**BRANO PROPOSTO**
CORONAVIRUS

Nella villa confiscata del boss le donne sottratte alla violenza producono mascherine

Giovedì 23 Aprile 2020

Una bellissima storia di rinascita, di riconversione, di trasformazione virtuosa. Via Bologna, a Casal di Principe, la conoscono tutti: e' la strada del clan Schiavone. O forse sarebbe meglio dire 'era' la strada della criminalità, perche' ormai, nel paese del casertano, in Campania, dove per anni ha imperato il potere dei casalesi, sono tanti i beni confiscati e rifunzionalizzati per scopi sociali. Anche al civico 16, in una villa di tre piani confiscata alla famiglia di Sandokan, dalla scorsa settimana quattro donne in uscita da percorsi di violenza domestica conducono una battaglia silenziosa, producendo mascherine, grazie all'aiuto di una giovane sarta esperta. La notizia arriva dalla agenzia Dire che racconta di come la battaglia contro il coronavirus si possa intersecare positivamente con chi esce da storie di violenza.

**ISTRUZIONI DEI COMPITI**
A) Stabilisci se ciascuna delle affermazioni seguenti concorda con il brano sulla villa confiscata, rispondendo sì o no e citando testualmente le parole del brano che lo decidono: (i) la villa in cui si producono le mascherine ha tre piani; (ii) le donne producono le mascherine da sole, senza l'aiuto di nessuno; (iii) la notizia è stata diffusa dall'agenzia Dire.
B) Prosegui il brano sulla villa confiscata con qualche frase, riprendendo dal punto in cui si interrompe.

**DATI FORNITI**
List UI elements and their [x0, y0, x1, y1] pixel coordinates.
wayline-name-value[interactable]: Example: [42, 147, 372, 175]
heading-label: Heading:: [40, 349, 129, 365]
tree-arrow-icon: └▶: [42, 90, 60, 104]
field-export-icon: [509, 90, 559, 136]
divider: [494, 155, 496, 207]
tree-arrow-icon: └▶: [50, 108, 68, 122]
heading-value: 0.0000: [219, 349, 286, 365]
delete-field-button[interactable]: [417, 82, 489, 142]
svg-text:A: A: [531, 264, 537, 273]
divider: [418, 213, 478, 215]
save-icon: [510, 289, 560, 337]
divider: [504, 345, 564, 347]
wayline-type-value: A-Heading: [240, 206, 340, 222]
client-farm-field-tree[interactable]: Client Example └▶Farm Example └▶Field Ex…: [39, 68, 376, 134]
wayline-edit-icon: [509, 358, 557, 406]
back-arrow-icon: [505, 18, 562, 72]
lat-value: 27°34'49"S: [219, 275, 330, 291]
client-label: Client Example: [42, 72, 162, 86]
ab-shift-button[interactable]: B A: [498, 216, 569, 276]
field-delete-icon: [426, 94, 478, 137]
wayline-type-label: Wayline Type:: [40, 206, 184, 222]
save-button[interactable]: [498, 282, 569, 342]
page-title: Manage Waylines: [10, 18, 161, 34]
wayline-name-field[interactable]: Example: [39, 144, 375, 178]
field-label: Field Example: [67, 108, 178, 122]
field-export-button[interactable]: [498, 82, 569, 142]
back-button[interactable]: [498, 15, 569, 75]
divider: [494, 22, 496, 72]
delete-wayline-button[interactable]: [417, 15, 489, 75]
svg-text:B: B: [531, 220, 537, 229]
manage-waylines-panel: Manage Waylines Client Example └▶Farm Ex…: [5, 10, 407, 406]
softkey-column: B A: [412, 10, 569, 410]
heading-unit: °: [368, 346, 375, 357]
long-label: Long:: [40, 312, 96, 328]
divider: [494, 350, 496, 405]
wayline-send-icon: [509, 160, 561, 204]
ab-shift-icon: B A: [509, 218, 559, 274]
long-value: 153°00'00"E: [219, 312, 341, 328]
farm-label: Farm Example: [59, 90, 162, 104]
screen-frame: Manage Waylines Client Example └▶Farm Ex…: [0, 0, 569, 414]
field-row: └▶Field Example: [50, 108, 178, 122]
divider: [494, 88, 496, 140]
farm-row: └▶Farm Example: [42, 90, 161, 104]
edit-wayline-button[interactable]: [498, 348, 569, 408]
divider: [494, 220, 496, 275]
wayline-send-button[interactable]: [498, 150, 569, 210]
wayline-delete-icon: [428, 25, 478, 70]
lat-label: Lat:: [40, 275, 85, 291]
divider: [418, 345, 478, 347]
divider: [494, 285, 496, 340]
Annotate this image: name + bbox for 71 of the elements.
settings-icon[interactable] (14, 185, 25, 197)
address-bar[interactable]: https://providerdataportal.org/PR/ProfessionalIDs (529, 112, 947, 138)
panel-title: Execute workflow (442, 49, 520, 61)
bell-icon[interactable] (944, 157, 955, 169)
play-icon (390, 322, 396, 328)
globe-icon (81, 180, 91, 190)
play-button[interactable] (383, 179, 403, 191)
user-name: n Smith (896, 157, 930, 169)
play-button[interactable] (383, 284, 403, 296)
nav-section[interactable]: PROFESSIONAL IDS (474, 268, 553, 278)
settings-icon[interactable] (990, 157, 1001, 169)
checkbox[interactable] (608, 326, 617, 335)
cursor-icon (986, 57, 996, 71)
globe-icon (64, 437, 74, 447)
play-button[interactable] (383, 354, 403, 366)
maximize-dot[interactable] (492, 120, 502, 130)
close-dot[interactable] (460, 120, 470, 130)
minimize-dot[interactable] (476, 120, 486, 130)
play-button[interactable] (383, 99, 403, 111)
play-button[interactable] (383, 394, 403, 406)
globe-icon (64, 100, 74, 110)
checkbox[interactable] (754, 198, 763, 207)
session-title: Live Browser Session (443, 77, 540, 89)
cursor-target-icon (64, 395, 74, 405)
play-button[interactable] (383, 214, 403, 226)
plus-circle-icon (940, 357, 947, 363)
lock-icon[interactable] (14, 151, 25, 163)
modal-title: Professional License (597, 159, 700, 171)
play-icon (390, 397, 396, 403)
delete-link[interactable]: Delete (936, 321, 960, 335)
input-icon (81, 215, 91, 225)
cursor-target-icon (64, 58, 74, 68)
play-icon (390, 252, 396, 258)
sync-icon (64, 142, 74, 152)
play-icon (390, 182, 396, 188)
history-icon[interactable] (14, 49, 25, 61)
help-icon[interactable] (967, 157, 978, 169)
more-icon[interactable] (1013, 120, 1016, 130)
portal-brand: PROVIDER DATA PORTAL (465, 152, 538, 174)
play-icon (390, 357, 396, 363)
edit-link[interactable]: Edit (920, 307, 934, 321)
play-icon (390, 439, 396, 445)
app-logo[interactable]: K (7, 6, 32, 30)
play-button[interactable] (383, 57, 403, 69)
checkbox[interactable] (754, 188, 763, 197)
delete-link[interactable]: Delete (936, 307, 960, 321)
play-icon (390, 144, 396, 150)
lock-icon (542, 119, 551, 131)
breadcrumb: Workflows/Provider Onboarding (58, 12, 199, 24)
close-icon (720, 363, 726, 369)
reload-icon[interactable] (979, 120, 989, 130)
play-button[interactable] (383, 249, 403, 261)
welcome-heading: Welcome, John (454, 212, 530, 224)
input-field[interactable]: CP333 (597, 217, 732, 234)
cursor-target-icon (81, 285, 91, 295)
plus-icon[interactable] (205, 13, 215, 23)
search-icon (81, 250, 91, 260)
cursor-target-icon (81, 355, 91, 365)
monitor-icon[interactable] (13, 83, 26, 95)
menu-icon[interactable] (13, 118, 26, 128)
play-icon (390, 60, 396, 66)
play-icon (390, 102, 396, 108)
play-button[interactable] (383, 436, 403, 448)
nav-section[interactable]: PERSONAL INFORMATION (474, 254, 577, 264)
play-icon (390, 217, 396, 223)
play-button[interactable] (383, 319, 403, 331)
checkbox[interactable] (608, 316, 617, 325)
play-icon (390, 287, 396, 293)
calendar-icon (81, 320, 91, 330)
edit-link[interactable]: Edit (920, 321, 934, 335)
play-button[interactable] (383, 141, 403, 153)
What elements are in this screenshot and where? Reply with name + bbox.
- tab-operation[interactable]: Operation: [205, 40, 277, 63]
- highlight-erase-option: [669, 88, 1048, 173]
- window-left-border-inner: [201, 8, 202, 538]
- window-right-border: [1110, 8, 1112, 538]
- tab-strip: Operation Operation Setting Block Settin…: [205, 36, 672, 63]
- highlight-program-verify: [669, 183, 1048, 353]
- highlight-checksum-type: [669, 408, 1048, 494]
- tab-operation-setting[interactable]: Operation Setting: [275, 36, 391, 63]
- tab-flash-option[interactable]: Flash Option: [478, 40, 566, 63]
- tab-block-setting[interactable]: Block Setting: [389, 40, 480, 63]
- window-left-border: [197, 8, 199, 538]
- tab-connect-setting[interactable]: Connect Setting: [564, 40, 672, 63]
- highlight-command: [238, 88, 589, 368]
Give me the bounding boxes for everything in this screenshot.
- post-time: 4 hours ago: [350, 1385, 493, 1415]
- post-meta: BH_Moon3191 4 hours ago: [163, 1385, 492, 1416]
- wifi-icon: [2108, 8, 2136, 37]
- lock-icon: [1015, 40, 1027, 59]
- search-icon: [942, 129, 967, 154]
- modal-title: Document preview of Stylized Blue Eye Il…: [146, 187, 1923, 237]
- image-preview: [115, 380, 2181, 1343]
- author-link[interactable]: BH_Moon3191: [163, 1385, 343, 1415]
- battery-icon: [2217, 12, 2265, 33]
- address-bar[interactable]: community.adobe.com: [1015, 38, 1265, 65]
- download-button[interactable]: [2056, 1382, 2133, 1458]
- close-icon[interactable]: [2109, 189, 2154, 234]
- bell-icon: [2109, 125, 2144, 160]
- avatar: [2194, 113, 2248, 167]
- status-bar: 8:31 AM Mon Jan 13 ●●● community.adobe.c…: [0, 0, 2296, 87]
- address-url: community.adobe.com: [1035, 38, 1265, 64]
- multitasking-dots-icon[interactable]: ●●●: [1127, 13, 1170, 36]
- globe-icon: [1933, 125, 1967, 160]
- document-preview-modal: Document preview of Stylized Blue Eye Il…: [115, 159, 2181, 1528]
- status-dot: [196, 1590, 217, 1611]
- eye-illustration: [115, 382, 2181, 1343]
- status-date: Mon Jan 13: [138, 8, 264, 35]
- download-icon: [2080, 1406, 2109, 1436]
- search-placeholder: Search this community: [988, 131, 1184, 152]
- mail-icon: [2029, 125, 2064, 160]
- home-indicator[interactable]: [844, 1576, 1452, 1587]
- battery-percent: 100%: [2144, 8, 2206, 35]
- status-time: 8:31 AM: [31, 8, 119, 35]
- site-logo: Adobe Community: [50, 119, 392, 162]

**ELENCO RISPOSTE**
A)
(i) Sì: "in una villa di tre piani confiscata alla famiglia di Sandokan".
(ii) No: "grazie all'aiuto di una giovane sarta esperta".
(iii) Sì: "La notizia arriva dalla agenzia Dire".

B)
La battaglia contro il coronavirus, certo, ma anche contro la violenza di genere che ha costretto queste donne a nascondersi in casa rifugio, e contro le mafie per sfuggire a maltrattamenti domestici. Il progetto nasce grazie alla caparbia volonta' delle operatrici della cooperativa sociale Eva, che in Campania gestisce cinque centri antiviolenza e tre case rifugio, tra cui Casa Lorena, Casa delle donne contro la violenza.

Di fronte all'emergenza sanitaria da Covid-19 non si sono tirate indietro e, con un piccolo budget di donazioni, hanno deciso di convertire 'Seta e moda', progetto finalizzato alla produzione di pregiati copricapo e foulard in seta destinati alle donne ammalate di cancro al seno, in 'Mascherine contro la violenza', grazie al quale la rete dei 253 centri antiviolenza (cav) mappati dall'Istat in Italia sara' rifornita gratuitamente di dispositivi di protezione imprescindibili per la quotidianita' di servizi che non si sono mai fermati.

Un'iniziativa che ha ricevuto il plauso della ministra per le Pari Opportunita', Elena Bonetti, e sara' possibile portare a termine solo attraverso le donazioni di aziende, reti e singoli cittadini che parteciperanno alla raccolta fondi lanciata dalle associazioni promotrici con una campagna di comunicazione.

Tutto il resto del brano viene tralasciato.